◆ What this task involves
Reproduce each line exactly. Skip none.
::: Dataset rows :::
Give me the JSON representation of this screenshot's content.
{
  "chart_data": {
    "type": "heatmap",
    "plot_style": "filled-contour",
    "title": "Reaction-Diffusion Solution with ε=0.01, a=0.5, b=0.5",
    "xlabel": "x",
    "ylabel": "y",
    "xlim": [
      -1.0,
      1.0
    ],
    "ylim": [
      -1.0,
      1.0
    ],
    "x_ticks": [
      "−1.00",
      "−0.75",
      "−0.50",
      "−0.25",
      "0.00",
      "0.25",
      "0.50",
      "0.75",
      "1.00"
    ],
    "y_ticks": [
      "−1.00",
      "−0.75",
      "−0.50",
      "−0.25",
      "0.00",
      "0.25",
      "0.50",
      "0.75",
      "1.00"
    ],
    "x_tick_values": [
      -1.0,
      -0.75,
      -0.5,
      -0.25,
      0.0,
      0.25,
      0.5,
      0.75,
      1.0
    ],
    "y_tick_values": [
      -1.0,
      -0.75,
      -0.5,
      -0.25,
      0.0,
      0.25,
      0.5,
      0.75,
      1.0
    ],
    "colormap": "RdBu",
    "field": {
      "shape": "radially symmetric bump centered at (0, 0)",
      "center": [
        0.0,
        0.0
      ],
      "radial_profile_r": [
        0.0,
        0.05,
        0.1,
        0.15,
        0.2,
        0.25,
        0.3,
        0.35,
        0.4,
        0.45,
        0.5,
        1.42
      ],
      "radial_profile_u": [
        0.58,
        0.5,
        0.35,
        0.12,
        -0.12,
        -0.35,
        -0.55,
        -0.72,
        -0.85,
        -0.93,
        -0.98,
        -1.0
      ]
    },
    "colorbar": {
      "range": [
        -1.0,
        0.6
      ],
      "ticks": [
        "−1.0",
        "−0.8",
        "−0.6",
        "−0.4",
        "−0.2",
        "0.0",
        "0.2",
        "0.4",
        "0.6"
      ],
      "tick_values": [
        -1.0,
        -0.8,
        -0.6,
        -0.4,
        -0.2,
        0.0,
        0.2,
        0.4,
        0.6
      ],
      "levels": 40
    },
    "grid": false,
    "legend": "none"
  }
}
:::
◆ Response to this exercise
Give me the JSON representation of this screenshot's content.
{
  "chart_data": {
    "type": "heatmap",
    "plot_style": "filled-contour",
    "title": "Reaction-Diffusion Solution with ε=0.01, a=0.5, b=0.5",
    "xlabel": "x",
    "ylabel": "y",
    "xlim": [
      -1.0,
      1.0
    ],
    "ylim": [
      -1.0,
      1.0
    ],
    "x_ticks": [
      "−1.00",
      "−0.75",
      "−0.50",
      "−0.25",
      "0.00",
      "0.25",
      "0.50",
      "0.75",
      "1.00"
    ],
    "y_ticks": [
      "−1.00",
      "−0.75",
      "−0.50",
      "−0.25",
      "0.00",
      "0.25",
      "0.50",
      "0.75",
      "1.00"
    ],
    "x_tick_values": [
      -1.0,
      -0.75,
      -0.5,
      -0.25,
      0.0,
      0.25,
      0.5,
      0.75,
      1.0
    ],
    "y_tick_values": [
      -1.0,
      -0.75,
      -0.5,
      -0.25,
      0.0,
      0.25,
      0.5,
      0.75,
      1.0
    ],
    "colormap": "RdBu",
    "field": {
      "shape": "radially symmetric bump centered at (0, 0)",
      "center": [
        0.0,
        0.0
      ],
      "radial_profile_r": [
        0.0,
        0.05,
        0.1,
        0.15,
        0.2,
        0.25,
        0.3,
        0.35,
        0.4,
        0.45,
        0.5,
        1.42
      ],
      "radial_profile_u": [
        0.58,
        0.5,
        0.35,
        0.12,
        -0.12,
        -0.35,
        -0.55,
        -0.72,
        -0.85,
        -0.93,
        -0.98,
        -1.0
      ]
    },
    "colorbar": {
      "range": [
        -1.0,
        0.6
      ],
      "ticks": [
        "−1.0",
        "−0.8",
        "−0.6",
        "−0.4",
        "−0.2",
        "0.0",
        "0.2",
        "0.4",
        "0.6"
      ],
      "tick_values": [
        -1.0,
        -0.8,
        -0.6,
        -0.4,
        -0.2,
        0.0,
        0.2,
        0.4,
        0.6
      ],
      "levels": 40
    },
    "grid": false,
    "legend": "none"
  }
}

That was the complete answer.